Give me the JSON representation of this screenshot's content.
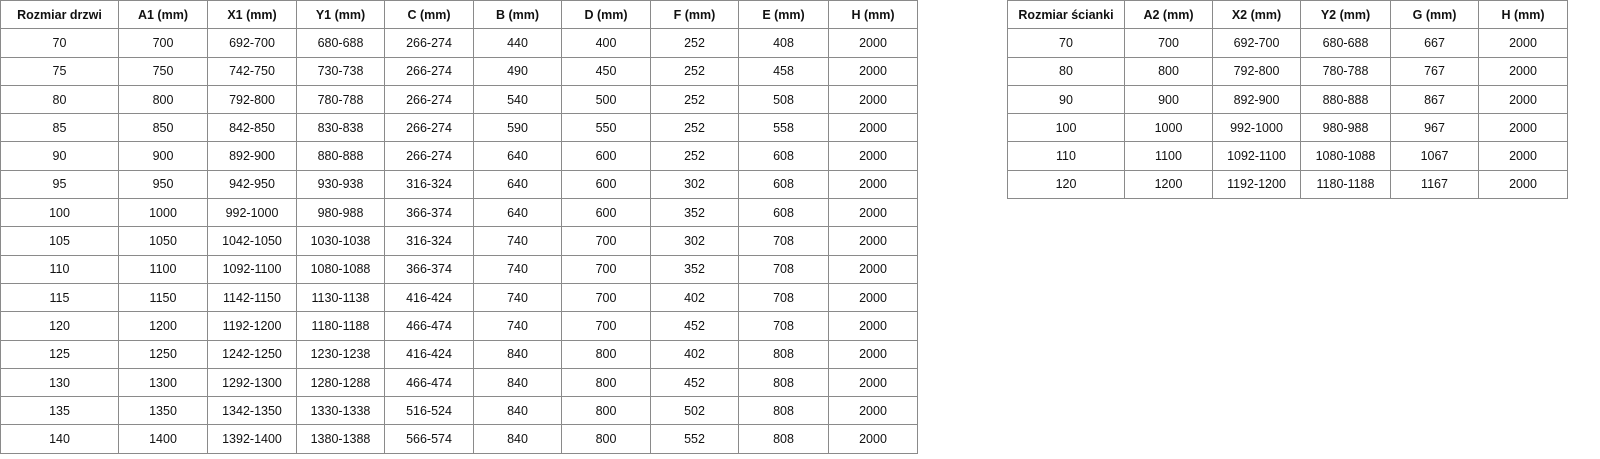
{
  "door_table": {
    "headers": [
      "Rozmiar drzwi",
      "A1 (mm)",
      "X1 (mm)",
      "Y1 (mm)",
      "C (mm)",
      "B (mm)",
      "D (mm)",
      "F (mm)",
      "E (mm)",
      "H (mm)"
    ],
    "rows": [
      [
        "70",
        "700",
        "692-700",
        "680-688",
        "266-274",
        "440",
        "400",
        "252",
        "408",
        "2000"
      ],
      [
        "75",
        "750",
        "742-750",
        "730-738",
        "266-274",
        "490",
        "450",
        "252",
        "458",
        "2000"
      ],
      [
        "80",
        "800",
        "792-800",
        "780-788",
        "266-274",
        "540",
        "500",
        "252",
        "508",
        "2000"
      ],
      [
        "85",
        "850",
        "842-850",
        "830-838",
        "266-274",
        "590",
        "550",
        "252",
        "558",
        "2000"
      ],
      [
        "90",
        "900",
        "892-900",
        "880-888",
        "266-274",
        "640",
        "600",
        "252",
        "608",
        "2000"
      ],
      [
        "95",
        "950",
        "942-950",
        "930-938",
        "316-324",
        "640",
        "600",
        "302",
        "608",
        "2000"
      ],
      [
        "100",
        "1000",
        "992-1000",
        "980-988",
        "366-374",
        "640",
        "600",
        "352",
        "608",
        "2000"
      ],
      [
        "105",
        "1050",
        "1042-1050",
        "1030-1038",
        "316-324",
        "740",
        "700",
        "302",
        "708",
        "2000"
      ],
      [
        "110",
        "1100",
        "1092-1100",
        "1080-1088",
        "366-374",
        "740",
        "700",
        "352",
        "708",
        "2000"
      ],
      [
        "115",
        "1150",
        "1142-1150",
        "1130-1138",
        "416-424",
        "740",
        "700",
        "402",
        "708",
        "2000"
      ],
      [
        "120",
        "1200",
        "1192-1200",
        "1180-1188",
        "466-474",
        "740",
        "700",
        "452",
        "708",
        "2000"
      ],
      [
        "125",
        "1250",
        "1242-1250",
        "1230-1238",
        "416-424",
        "840",
        "800",
        "402",
        "808",
        "2000"
      ],
      [
        "130",
        "1300",
        "1292-1300",
        "1280-1288",
        "466-474",
        "840",
        "800",
        "452",
        "808",
        "2000"
      ],
      [
        "135",
        "1350",
        "1342-1350",
        "1330-1338",
        "516-524",
        "840",
        "800",
        "502",
        "808",
        "2000"
      ],
      [
        "140",
        "1400",
        "1392-1400",
        "1380-1388",
        "566-574",
        "840",
        "800",
        "552",
        "808",
        "2000"
      ]
    ]
  },
  "wall_table": {
    "headers": [
      "Rozmiar ścianki",
      "A2 (mm)",
      "X2 (mm)",
      "Y2 (mm)",
      "G (mm)",
      "H (mm)"
    ],
    "rows": [
      [
        "70",
        "700",
        "692-700",
        "680-688",
        "667",
        "2000"
      ],
      [
        "80",
        "800",
        "792-800",
        "780-788",
        "767",
        "2000"
      ],
      [
        "90",
        "900",
        "892-900",
        "880-888",
        "867",
        "2000"
      ],
      [
        "100",
        "1000",
        "992-1000",
        "980-988",
        "967",
        "2000"
      ],
      [
        "110",
        "1100",
        "1092-1100",
        "1080-1088",
        "1067",
        "2000"
      ],
      [
        "120",
        "1200",
        "1192-1200",
        "1180-1188",
        "1167",
        "2000"
      ]
    ]
  }
}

→ **Goal of the exercise**: Your copy should match the entries exactly, minus the pictures.

→ **Task solution**:
Give me the JSON representation of this screenshot's content.
{
  "door_table": {
    "headers": [
      "Rozmiar drzwi",
      "A1 (mm)",
      "X1 (mm)",
      "Y1 (mm)",
      "C (mm)",
      "B (mm)",
      "D (mm)",
      "F (mm)",
      "E (mm)",
      "H (mm)"
    ],
    "rows": [
      [
        "70",
        "700",
        "692-700",
        "680-688",
        "266-274",
        "440",
        "400",
        "252",
        "408",
        "2000"
      ],
      [
        "75",
        "750",
        "742-750",
        "730-738",
        "266-274",
        "490",
        "450",
        "252",
        "458",
        "2000"
      ],
      [
        "80",
        "800",
        "792-800",
        "780-788",
        "266-274",
        "540",
        "500",
        "252",
        "508",
        "2000"
      ],
      [
        "85",
        "850",
        "842-850",
        "830-838",
        "266-274",
        "590",
        "550",
        "252",
        "558",
        "2000"
      ],
      [
        "90",
        "900",
        "892-900",
        "880-888",
        "266-274",
        "640",
        "600",
        "252",
        "608",
        "2000"
      ],
      [
        "95",
        "950",
        "942-950",
        "930-938",
        "316-324",
        "640",
        "600",
        "302",
        "608",
        "2000"
      ],
      [
        "100",
        "1000",
        "992-1000",
        "980-988",
        "366-374",
        "640",
        "600",
        "352",
        "608",
        "2000"
      ],
      [
        "105",
        "1050",
        "1042-1050",
        "1030-1038",
        "316-324",
        "740",
        "700",
        "302",
        "708",
        "2000"
      ],
      [
        "110",
        "1100",
        "1092-1100",
        "1080-1088",
        "366-374",
        "740",
        "700",
        "352",
        "708",
        "2000"
      ],
      [
        "115",
        "1150",
        "1142-1150",
        "1130-1138",
        "416-424",
        "740",
        "700",
        "402",
        "708",
        "2000"
      ],
      [
        "120",
        "1200",
        "1192-1200",
        "1180-1188",
        "466-474",
        "740",
        "700",
        "452",
        "708",
        "2000"
      ],
      [
        "125",
        "1250",
        "1242-1250",
        "1230-1238",
        "416-424",
        "840",
        "800",
        "402",
        "808",
        "2000"
      ],
      [
        "130",
        "1300",
        "1292-1300",
        "1280-1288",
        "466-474",
        "840",
        "800",
        "452",
        "808",
        "2000"
      ],
      [
        "135",
        "1350",
        "1342-1350",
        "1330-1338",
        "516-524",
        "840",
        "800",
        "502",
        "808",
        "2000"
      ],
      [
        "140",
        "1400",
        "1392-1400",
        "1380-1388",
        "566-574",
        "840",
        "800",
        "552",
        "808",
        "2000"
      ]
    ]
  },
  "wall_table": {
    "headers": [
      "Rozmiar ścianki",
      "A2 (mm)",
      "X2 (mm)",
      "Y2 (mm)",
      "G (mm)",
      "H (mm)"
    ],
    "rows": [
      [
        "70",
        "700",
        "692-700",
        "680-688",
        "667",
        "2000"
      ],
      [
        "80",
        "800",
        "792-800",
        "780-788",
        "767",
        "2000"
      ],
      [
        "90",
        "900",
        "892-900",
        "880-888",
        "867",
        "2000"
      ],
      [
        "100",
        "1000",
        "992-1000",
        "980-988",
        "967",
        "2000"
      ],
      [
        "110",
        "1100",
        "1092-1100",
        "1080-1088",
        "1067",
        "2000"
      ],
      [
        "120",
        "1200",
        "1192-1200",
        "1180-1188",
        "1167",
        "2000"
      ]
    ]
  }
}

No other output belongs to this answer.